From the entries below, pull out each line where "more" appears.

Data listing
--- Begin ---

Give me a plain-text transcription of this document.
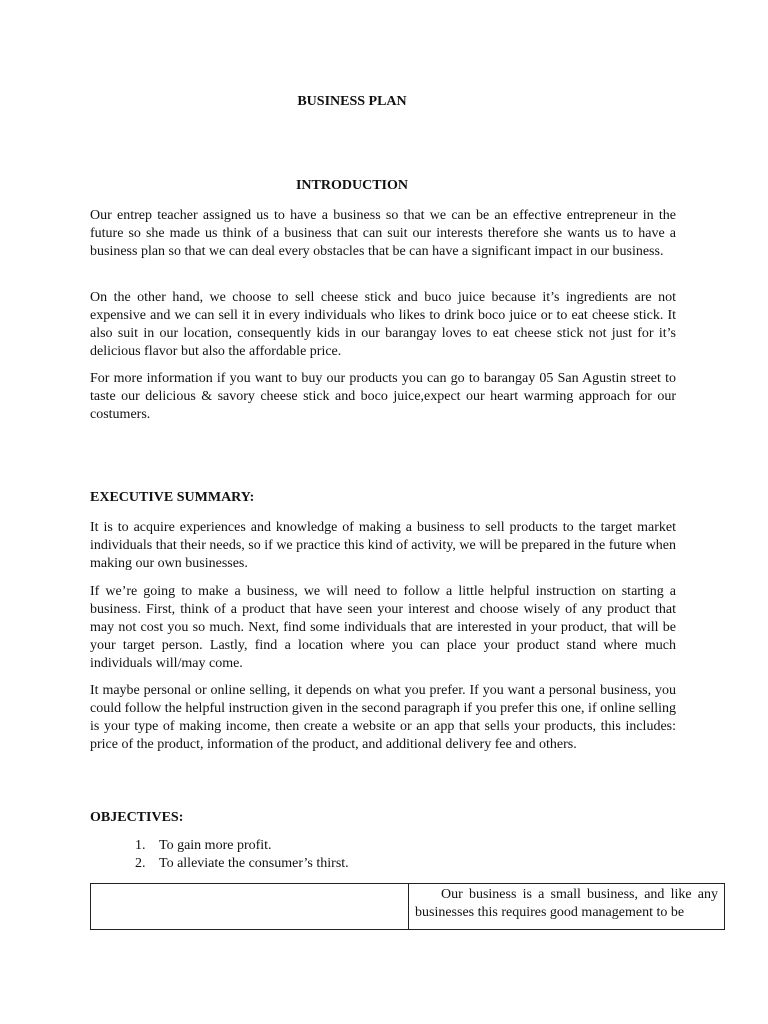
BUSINESS PLAN
INTRODUCTION

Our entrep teacher assigned us to have a business so that we can be an effective entrepreneur in the future so she made us think of a business that can suit our interests therefore she wants us to have a business plan so that we can deal every obstacles that be can have a significant impact in our business.

On the other hand, we choose to sell cheese stick and buco juice because it’s ingredients are not expensive and we can sell it in every individuals who likes to drink boco juice or to eat cheese stick. It also suit in our location, consequently kids in our barangay loves to eat cheese stick not just for it’s delicious flavor but also the affordable price.

For more information if you want to buy our products you can go to barangay 05 San Agustin street to taste our delicious & savory cheese stick and boco juice,expect our heart warming approach for our costumers.

EXECUTIVE SUMMARY:

It is to acquire experiences and knowledge of making a business to sell products to the target market individuals that their needs, so if we practice this kind of activity, we will be prepared in the future when making our own businesses.

If we’re going to make a business, we will need to follow a little helpful instruction on starting a business. First, think of a product that have seen your interest and choose wisely of any product that may not cost you so much. Next, find some individuals that are interested in your product, that will be your target person. Lastly, find a location where you can place your product stand where much individuals will/may come.

It maybe personal or online selling, it depends on what you prefer. If you want a personal business, you could follow the helpful instruction given in the second paragraph if you prefer this one, if online selling is your type of making income, then create a website or an app that sells your products, this includes: price of the product, information of the product, and additional delivery fee and others.

OBJECTIVES:
1. To gain more profit.
2. To alleviate the consumer’s thirst.
Our business is a small business, and like any businesses this requires good management to be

--- End ---

> **FINAL ANSWER**:
For more information if you want to buy our products you can go to barangay 05 San Agustin street to taste our delicious & savory cheese stick and boco juice,expect our heart warming approach for our costumers.
1. To gain more profit.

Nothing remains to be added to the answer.